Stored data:
=-=-=
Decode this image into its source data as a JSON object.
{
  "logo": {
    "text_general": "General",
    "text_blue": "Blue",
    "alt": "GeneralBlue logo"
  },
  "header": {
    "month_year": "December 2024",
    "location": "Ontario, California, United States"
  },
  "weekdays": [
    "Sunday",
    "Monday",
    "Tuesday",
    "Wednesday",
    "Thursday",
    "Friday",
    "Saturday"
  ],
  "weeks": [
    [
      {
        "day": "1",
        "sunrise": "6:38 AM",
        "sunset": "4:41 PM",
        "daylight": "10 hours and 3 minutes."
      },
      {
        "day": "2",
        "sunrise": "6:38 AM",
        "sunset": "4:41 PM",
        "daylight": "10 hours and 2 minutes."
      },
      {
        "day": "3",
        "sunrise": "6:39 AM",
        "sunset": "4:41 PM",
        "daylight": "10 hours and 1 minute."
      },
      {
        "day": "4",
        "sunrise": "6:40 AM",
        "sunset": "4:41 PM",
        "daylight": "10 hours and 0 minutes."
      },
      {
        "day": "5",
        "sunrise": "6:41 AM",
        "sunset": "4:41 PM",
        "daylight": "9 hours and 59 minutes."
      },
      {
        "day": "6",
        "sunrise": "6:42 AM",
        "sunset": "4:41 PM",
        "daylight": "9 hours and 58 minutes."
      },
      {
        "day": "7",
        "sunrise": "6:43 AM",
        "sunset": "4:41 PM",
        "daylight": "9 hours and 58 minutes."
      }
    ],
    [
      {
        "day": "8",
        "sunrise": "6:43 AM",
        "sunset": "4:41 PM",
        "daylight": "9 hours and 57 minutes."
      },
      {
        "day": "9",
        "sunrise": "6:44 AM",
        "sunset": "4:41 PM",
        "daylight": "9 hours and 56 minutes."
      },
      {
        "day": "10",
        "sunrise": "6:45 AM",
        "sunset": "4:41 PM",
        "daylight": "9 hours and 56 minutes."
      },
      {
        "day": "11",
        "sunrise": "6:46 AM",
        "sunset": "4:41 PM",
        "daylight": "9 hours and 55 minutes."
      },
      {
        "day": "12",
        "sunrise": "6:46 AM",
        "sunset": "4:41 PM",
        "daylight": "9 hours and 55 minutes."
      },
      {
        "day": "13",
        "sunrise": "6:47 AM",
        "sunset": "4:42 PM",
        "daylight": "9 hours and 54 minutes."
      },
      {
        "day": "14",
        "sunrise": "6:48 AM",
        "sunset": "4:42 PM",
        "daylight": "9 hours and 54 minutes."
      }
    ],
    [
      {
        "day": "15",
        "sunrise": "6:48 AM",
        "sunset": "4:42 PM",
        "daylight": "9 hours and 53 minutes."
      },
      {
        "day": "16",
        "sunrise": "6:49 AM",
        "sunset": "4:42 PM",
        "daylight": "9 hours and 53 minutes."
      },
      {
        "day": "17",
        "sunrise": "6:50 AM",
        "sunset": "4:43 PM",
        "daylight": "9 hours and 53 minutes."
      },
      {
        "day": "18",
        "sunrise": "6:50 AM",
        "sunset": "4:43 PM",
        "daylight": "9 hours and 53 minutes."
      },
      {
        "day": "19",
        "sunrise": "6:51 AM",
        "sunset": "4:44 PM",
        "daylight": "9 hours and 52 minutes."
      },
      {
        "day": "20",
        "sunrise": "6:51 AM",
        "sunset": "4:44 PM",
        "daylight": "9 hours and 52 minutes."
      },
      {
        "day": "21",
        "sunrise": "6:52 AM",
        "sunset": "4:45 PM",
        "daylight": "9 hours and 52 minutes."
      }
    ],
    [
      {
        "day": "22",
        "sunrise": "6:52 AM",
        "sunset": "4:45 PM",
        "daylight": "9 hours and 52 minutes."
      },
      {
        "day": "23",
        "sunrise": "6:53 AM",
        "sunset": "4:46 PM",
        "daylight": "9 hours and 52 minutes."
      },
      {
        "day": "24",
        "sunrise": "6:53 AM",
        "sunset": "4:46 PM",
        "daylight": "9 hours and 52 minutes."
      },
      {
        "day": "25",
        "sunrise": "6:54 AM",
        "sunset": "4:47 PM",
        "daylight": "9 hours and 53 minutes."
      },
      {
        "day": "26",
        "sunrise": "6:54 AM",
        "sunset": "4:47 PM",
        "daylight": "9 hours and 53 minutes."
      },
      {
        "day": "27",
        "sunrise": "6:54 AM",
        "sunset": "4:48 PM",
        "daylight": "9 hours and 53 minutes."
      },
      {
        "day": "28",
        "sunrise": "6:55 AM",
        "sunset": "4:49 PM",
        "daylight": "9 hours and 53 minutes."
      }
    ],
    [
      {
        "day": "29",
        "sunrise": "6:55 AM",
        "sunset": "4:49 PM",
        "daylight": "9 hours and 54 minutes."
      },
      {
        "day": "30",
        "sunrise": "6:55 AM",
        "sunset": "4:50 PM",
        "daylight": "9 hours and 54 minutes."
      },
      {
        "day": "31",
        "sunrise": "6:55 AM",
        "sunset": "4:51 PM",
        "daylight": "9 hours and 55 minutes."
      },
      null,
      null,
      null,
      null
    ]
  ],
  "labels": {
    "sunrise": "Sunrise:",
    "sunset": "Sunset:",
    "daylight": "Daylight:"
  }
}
=-=-=
WHAT YOU NEED TO DO
All of the data needs to be reproduced exactly, with no line missing.

COMPLETED EXERCISE
Decode this image into its source data as a JSON object.
{
  "logo": {
    "text_general": "General",
    "text_blue": "Blue",
    "alt": "GeneralBlue logo"
  },
  "header": {
    "month_year": "December 2024",
    "location": "Ontario, California, United States"
  },
  "weekdays": [
    "Sunday",
    "Monday",
    "Tuesday",
    "Wednesday",
    "Thursday",
    "Friday",
    "Saturday"
  ],
  "weeks": [
    [
      {
        "day": "1",
        "sunrise": "6:38 AM",
        "sunset": "4:41 PM",
        "daylight": "10 hours and 3 minutes."
      },
      {
        "day": "2",
        "sunrise": "6:38 AM",
        "sunset": "4:41 PM",
        "daylight": "10 hours and 2 minutes."
      },
      {
        "day": "3",
        "sunrise": "6:39 AM",
        "sunset": "4:41 PM",
        "daylight": "10 hours and 1 minute."
      },
      {
        "day": "4",
        "sunrise": "6:40 AM",
        "sunset": "4:41 PM",
        "daylight": "10 hours and 0 minutes."
      },
      {
        "day": "5",
        "sunrise": "6:41 AM",
        "sunset": "4:41 PM",
        "daylight": "9 hours and 59 minutes."
      },
      {
        "day": "6",
        "sunrise": "6:42 AM",
        "sunset": "4:41 PM",
        "daylight": "9 hours and 58 minutes."
      },
      {
        "day": "7",
        "sunrise": "6:43 AM",
        "sunset": "4:41 PM",
        "daylight": "9 hours and 58 minutes."
      }
    ],
    [
      {
        "day": "8",
        "sunrise": "6:43 AM",
        "sunset": "4:41 PM",
        "daylight": "9 hours and 57 minutes."
      },
      {
        "day": "9",
        "sunrise": "6:44 AM",
        "sunset": "4:41 PM",
        "daylight": "9 hours and 56 minutes."
      },
      {
        "day": "10",
        "sunrise": "6:45 AM",
        "sunset": "4:41 PM",
        "daylight": "9 hours and 56 minutes."
      },
      {
        "day": "11",
        "sunrise": "6:46 AM",
        "sunset": "4:41 PM",
        "daylight": "9 hours and 55 minutes."
      },
      {
        "day": "12",
        "sunrise": "6:46 AM",
        "sunset": "4:41 PM",
        "daylight": "9 hours and 55 minutes."
      },
      {
        "day": "13",
        "sunrise": "6:47 AM",
        "sunset": "4:42 PM",
        "daylight": "9 hours and 54 minutes."
      },
      {
        "day": "14",
        "sunrise": "6:48 AM",
        "sunset": "4:42 PM",
        "daylight": "9 hours and 54 minutes."
      }
    ],
    [
      {
        "day": "15",
        "sunrise": "6:48 AM",
        "sunset": "4:42 PM",
        "daylight": "9 hours and 53 minutes."
      },
      {
        "day": "16",
        "sunrise": "6:49 AM",
        "sunset": "4:42 PM",
        "daylight": "9 hours and 53 minutes."
      },
      {
        "day": "17",
        "sunrise": "6:50 AM",
        "sunset": "4:43 PM",
        "daylight": "9 hours and 53 minutes."
      },
      {
        "day": "18",
        "sunrise": "6:50 AM",
        "sunset": "4:43 PM",
        "daylight": "9 hours and 53 minutes."
      },
      {
        "day": "19",
        "sunrise": "6:51 AM",
        "sunset": "4:44 PM",
        "daylight": "9 hours and 52 minutes."
      },
      {
        "day": "20",
        "sunrise": "6:51 AM",
        "sunset": "4:44 PM",
        "daylight": "9 hours and 52 minutes."
      },
      {
        "day": "21",
        "sunrise": "6:52 AM",
        "sunset": "4:45 PM",
        "daylight": "9 hours and 52 minutes."
      }
    ],
    [
      {
        "day": "22",
        "sunrise": "6:52 AM",
        "sunset": "4:45 PM",
        "daylight": "9 hours and 52 minutes."
      },
      {
        "day": "23",
        "sunrise": "6:53 AM",
        "sunset": "4:46 PM",
        "daylight": "9 hours and 52 minutes."
      },
      {
        "day": "24",
        "sunrise": "6:53 AM",
        "sunset": "4:46 PM",
        "daylight": "9 hours and 52 minutes."
      },
      {
        "day": "25",
        "sunrise": "6:54 AM",
        "sunset": "4:47 PM",
        "daylight": "9 hours and 53 minutes."
      },
      {
        "day": "26",
        "sunrise": "6:54 AM",
        "sunset": "4:47 PM",
        "daylight": "9 hours and 53 minutes."
      },
      {
        "day": "27",
        "sunrise": "6:54 AM",
        "sunset": "4:48 PM",
        "daylight": "9 hours and 53 minutes."
      },
      {
        "day": "28",
        "sunrise": "6:55 AM",
        "sunset": "4:49 PM",
        "daylight": "9 hours and 53 minutes."
      }
    ],
    [
      {
        "day": "29",
        "sunrise": "6:55 AM",
        "sunset": "4:49 PM",
        "daylight": "9 hours and 54 minutes."
      },
      {
        "day": "30",
        "sunrise": "6:55 AM",
        "sunset": "4:50 PM",
        "daylight": "9 hours and 54 minutes."
      },
      {
        "day": "31",
        "sunrise": "6:55 AM",
        "sunset": "4:51 PM",
        "daylight": "9 hours and 55 minutes."
      },
      null,
      null,
      null,
      null
    ]
  ],
  "labels": {
    "sunrise": "Sunrise:",
    "sunset": "Sunset:",
    "daylight": "Daylight:"
  }
}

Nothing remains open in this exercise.